* SET EXERCISE *
From the entries below, please gather each line containing the string "SRMTID".

======== SUPPLIED DATA ========

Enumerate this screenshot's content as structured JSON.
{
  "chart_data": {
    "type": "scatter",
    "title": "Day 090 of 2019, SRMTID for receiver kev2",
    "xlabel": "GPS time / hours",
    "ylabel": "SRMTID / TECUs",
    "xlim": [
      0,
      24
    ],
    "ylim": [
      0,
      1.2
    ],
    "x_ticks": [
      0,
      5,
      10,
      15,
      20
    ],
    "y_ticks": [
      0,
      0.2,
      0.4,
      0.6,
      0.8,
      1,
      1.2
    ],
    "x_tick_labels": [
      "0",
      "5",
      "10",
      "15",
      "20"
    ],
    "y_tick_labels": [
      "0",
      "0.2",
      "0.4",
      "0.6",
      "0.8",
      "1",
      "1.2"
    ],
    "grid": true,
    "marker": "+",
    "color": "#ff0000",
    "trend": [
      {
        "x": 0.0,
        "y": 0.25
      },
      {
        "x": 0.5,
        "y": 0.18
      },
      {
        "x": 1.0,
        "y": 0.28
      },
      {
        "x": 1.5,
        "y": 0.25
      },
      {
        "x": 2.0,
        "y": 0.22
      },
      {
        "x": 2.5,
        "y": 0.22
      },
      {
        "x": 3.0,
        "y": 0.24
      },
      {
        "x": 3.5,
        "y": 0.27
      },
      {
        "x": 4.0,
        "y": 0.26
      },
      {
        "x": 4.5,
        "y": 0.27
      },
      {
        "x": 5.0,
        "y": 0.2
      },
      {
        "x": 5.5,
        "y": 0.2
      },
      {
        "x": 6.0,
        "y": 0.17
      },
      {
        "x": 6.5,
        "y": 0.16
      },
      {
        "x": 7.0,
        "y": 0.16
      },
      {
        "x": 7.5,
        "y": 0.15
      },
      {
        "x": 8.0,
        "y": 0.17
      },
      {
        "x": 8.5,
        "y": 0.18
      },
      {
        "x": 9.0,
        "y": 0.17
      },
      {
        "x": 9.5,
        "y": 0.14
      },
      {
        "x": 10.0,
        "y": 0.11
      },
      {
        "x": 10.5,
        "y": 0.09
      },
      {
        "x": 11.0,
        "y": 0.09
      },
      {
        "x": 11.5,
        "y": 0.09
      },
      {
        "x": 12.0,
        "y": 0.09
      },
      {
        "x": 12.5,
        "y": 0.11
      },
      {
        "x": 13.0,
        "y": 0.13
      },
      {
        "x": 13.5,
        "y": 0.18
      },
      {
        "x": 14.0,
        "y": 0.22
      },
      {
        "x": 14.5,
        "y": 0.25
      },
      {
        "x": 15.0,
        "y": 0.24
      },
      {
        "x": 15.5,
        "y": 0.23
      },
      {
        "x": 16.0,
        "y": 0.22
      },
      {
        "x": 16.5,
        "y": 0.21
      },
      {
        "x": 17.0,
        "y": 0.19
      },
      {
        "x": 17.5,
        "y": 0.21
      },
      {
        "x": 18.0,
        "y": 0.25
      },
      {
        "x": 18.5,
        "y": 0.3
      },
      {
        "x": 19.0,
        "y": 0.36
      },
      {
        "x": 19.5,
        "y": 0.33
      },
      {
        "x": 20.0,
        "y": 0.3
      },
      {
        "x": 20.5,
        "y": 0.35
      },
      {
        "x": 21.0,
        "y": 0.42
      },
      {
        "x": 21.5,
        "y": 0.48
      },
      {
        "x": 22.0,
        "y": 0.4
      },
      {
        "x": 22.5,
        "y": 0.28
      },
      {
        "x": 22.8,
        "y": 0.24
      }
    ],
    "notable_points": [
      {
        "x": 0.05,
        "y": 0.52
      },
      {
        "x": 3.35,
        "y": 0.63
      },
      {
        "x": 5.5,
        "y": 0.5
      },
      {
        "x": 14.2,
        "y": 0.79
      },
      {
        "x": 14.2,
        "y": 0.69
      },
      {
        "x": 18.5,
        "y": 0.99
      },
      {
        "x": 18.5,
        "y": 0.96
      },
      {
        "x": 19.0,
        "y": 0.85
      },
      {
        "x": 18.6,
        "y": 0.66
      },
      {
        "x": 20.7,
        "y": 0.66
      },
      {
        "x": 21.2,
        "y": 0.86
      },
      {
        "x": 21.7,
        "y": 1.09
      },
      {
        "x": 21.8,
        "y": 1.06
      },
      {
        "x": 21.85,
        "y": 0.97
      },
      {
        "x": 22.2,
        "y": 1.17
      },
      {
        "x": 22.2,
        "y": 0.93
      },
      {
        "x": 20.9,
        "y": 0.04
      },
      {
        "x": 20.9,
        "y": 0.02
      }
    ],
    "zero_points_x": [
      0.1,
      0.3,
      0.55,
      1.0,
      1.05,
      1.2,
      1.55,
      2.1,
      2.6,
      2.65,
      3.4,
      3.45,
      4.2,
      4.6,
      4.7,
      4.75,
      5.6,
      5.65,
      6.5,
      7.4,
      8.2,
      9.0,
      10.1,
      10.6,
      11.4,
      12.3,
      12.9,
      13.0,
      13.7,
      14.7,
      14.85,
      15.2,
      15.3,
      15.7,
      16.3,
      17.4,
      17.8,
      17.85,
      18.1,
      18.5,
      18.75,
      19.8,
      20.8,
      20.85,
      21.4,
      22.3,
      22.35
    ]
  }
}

========

* RESPONSE TO THIS TASK *
    "title": "Day 090 of 2019, SRMTID for receiver kev2",
    "ylabel": "SRMTID / TECUs",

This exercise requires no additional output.